Select all lines in the records that include "Atractomorpha".

* start Records for the exercise *

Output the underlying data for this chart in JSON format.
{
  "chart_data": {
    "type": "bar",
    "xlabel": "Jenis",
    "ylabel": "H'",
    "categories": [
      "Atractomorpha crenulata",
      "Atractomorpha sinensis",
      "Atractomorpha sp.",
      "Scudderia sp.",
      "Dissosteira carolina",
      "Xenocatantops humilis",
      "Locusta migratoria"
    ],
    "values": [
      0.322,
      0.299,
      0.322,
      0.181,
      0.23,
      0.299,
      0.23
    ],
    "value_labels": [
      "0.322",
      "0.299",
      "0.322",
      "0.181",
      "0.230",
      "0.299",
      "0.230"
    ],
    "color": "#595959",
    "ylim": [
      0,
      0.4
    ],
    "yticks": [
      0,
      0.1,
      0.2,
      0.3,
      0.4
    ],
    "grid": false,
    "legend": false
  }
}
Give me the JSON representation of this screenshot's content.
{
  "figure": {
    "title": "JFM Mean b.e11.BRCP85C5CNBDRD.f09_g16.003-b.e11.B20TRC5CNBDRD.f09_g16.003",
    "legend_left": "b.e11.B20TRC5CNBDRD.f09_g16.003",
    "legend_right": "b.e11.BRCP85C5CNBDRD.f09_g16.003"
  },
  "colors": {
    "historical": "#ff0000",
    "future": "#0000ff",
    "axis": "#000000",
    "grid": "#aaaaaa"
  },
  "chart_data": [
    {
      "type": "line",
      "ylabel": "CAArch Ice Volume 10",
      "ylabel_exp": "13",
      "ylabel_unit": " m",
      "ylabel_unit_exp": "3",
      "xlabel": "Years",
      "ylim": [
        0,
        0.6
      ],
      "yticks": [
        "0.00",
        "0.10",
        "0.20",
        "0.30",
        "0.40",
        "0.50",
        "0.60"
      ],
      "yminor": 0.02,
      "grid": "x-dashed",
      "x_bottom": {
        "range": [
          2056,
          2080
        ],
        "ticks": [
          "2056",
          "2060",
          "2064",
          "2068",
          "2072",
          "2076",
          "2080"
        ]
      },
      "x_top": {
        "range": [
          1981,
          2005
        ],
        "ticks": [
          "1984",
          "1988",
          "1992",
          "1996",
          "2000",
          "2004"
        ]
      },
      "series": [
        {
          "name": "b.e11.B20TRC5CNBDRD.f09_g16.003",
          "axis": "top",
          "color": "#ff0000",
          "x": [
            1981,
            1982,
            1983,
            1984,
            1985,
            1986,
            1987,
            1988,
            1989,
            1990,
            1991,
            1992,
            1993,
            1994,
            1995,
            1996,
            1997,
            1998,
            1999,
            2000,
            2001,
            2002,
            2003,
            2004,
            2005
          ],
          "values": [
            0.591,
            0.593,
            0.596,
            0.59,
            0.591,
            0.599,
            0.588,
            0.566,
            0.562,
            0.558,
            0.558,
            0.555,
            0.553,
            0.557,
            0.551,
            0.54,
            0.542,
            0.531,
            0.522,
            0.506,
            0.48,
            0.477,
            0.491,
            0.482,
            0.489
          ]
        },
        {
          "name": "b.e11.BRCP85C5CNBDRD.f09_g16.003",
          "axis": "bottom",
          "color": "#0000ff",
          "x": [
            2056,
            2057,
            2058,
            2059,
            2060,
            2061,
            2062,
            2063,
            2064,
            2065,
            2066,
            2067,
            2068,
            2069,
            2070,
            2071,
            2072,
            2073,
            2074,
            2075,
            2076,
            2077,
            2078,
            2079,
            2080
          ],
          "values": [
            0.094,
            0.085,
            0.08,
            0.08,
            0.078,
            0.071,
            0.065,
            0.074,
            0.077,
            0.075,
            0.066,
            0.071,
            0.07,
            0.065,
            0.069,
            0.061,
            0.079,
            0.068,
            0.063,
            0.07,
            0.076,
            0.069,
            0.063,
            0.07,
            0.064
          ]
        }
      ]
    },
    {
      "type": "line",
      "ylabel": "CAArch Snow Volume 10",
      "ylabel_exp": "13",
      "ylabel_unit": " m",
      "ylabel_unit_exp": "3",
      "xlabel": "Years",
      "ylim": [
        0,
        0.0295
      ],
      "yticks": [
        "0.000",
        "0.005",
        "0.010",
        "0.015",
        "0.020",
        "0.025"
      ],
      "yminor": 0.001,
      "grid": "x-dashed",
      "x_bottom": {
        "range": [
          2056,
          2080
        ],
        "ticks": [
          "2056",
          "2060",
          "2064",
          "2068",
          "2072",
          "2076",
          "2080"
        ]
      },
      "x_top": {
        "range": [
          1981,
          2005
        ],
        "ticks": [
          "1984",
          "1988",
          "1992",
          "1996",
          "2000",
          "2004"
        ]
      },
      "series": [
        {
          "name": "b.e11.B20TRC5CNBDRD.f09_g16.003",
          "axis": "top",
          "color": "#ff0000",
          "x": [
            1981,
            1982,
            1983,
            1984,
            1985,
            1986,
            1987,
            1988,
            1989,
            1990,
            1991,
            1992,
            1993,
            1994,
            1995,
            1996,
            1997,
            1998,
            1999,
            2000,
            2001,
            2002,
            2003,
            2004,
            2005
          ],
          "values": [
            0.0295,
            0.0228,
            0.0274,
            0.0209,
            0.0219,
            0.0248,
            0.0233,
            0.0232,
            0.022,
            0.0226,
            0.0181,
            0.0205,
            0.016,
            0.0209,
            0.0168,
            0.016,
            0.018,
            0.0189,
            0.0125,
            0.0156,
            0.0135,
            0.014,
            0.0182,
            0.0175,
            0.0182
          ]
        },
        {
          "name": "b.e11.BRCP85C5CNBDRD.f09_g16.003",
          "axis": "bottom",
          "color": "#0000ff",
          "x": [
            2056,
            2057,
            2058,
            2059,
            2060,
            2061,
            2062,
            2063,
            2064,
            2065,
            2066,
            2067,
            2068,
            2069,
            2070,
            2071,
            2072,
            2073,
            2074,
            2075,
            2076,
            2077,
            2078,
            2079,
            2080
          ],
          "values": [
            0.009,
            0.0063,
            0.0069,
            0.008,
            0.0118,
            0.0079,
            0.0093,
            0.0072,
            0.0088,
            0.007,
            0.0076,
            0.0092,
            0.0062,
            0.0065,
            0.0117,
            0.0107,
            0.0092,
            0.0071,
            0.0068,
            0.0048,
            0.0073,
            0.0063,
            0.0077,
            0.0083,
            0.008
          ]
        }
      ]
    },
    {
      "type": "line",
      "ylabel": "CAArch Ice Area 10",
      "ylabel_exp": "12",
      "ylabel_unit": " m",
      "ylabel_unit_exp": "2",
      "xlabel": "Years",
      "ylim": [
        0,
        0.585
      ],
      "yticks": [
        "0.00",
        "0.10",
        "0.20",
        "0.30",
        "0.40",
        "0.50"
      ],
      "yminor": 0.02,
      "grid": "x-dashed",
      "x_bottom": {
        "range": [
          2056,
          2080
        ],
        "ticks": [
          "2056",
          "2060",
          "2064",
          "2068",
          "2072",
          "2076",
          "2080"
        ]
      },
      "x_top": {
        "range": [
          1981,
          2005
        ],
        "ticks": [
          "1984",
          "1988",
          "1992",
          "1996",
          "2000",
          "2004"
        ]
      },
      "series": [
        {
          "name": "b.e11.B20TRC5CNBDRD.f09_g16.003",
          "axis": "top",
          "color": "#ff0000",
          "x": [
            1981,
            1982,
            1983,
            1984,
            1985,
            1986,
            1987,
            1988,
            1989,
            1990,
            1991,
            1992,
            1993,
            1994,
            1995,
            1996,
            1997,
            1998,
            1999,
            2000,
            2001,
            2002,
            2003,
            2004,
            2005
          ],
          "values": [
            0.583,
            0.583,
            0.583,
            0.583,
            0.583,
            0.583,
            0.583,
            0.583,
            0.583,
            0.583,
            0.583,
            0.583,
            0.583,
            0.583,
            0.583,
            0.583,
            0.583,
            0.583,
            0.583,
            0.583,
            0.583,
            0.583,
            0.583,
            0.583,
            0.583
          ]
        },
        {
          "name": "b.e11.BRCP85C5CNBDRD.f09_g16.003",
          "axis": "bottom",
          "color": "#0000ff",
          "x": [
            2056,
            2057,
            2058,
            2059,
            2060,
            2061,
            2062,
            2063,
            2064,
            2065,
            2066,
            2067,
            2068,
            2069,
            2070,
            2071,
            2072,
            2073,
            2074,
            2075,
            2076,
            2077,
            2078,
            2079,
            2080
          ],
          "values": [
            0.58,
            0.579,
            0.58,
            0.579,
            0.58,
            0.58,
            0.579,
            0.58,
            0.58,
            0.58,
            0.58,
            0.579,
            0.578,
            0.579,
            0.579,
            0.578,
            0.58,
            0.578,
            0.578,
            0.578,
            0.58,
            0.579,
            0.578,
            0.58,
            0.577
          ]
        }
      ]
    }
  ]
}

* end Records for the exercise *

*Task result*.
      "Atractomorpha crenulata",
      "Atractomorpha sinensis",
      "Atractomorpha sp.",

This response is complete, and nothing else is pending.